__Goal of the exercise__
Provide the number of lines where the word "this" occurs, and no other text.

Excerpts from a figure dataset

───

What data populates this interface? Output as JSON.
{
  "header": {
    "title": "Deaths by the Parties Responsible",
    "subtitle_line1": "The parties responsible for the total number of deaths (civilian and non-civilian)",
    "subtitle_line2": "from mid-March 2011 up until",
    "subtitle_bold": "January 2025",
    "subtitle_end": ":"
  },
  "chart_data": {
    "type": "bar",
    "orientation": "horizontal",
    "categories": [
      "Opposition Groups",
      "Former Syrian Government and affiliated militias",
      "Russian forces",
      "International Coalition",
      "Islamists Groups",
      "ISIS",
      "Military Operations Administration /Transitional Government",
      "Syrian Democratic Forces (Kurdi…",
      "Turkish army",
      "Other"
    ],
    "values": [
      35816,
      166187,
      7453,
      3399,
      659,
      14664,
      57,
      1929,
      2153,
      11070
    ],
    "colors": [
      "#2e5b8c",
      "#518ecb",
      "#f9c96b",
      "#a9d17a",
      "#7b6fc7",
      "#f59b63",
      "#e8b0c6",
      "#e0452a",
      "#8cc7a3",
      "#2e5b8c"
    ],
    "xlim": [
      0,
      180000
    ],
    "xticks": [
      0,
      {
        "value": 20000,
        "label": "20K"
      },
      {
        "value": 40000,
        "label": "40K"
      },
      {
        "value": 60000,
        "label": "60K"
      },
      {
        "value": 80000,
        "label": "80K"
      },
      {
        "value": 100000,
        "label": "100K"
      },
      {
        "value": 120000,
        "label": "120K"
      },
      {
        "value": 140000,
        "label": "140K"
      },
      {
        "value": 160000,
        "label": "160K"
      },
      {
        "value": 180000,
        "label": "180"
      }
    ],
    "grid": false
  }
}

───

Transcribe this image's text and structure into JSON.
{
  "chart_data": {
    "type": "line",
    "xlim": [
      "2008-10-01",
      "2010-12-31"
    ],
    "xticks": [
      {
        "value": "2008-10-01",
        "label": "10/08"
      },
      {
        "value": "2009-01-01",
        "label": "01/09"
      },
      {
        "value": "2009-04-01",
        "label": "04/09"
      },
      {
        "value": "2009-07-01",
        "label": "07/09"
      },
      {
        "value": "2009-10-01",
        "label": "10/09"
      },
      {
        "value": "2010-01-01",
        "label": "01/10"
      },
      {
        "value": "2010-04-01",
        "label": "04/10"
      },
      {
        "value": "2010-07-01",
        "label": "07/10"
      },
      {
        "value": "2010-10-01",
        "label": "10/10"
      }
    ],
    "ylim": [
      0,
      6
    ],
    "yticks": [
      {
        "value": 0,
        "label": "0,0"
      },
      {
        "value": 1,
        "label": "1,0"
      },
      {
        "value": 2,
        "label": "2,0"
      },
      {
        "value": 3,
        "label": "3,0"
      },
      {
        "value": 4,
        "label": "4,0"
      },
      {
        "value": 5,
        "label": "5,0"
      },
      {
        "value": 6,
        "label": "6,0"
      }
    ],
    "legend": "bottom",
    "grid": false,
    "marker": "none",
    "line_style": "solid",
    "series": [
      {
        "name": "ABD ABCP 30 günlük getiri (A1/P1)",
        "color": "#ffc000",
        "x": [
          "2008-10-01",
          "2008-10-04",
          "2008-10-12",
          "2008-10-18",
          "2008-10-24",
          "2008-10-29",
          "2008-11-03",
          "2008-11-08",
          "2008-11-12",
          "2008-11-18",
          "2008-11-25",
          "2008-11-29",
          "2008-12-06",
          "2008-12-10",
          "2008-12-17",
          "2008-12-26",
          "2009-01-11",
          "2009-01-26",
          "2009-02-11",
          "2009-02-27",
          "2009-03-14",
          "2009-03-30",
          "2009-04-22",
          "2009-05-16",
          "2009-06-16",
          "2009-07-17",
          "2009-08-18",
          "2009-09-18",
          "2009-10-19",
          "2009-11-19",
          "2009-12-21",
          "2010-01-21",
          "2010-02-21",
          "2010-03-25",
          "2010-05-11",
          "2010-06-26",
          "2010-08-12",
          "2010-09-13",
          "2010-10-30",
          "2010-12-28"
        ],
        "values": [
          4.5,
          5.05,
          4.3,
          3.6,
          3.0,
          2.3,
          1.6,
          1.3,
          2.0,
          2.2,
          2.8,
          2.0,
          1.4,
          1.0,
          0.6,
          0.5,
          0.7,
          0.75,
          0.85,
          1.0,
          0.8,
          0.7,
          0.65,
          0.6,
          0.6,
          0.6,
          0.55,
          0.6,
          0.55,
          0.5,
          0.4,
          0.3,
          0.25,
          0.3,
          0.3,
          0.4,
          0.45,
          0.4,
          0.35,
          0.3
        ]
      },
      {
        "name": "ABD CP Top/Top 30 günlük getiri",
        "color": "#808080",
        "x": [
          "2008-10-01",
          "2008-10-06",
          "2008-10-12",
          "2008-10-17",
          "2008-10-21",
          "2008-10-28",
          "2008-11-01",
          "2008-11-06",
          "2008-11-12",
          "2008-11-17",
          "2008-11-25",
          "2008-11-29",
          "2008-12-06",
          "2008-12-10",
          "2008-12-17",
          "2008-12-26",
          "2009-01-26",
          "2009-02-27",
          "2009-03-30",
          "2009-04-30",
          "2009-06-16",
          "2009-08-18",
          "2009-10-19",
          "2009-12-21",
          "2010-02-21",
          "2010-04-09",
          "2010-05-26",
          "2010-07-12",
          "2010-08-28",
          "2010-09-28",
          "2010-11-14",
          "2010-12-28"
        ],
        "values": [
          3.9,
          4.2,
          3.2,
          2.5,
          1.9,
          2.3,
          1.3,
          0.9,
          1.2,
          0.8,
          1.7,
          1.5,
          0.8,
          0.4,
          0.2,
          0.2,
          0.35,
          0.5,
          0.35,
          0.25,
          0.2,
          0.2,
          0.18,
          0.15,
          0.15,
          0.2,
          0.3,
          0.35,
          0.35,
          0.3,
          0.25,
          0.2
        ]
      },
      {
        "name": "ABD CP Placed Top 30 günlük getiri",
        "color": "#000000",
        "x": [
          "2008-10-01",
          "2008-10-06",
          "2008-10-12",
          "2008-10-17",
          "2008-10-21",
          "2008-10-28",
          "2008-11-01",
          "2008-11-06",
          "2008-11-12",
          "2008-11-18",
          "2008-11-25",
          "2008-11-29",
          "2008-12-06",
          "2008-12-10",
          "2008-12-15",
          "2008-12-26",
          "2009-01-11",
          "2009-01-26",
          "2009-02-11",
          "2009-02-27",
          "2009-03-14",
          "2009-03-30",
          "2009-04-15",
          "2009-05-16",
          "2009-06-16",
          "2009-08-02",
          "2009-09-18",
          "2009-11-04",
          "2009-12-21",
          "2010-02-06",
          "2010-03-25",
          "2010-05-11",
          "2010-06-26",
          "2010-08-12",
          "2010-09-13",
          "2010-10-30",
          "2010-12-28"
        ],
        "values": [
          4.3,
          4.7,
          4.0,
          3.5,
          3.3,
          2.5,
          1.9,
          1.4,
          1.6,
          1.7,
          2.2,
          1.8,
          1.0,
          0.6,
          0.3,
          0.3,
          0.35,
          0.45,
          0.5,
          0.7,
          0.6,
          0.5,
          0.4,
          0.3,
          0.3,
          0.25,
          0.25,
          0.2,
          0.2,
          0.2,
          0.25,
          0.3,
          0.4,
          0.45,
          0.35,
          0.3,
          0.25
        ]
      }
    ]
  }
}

───

__Completed task__
2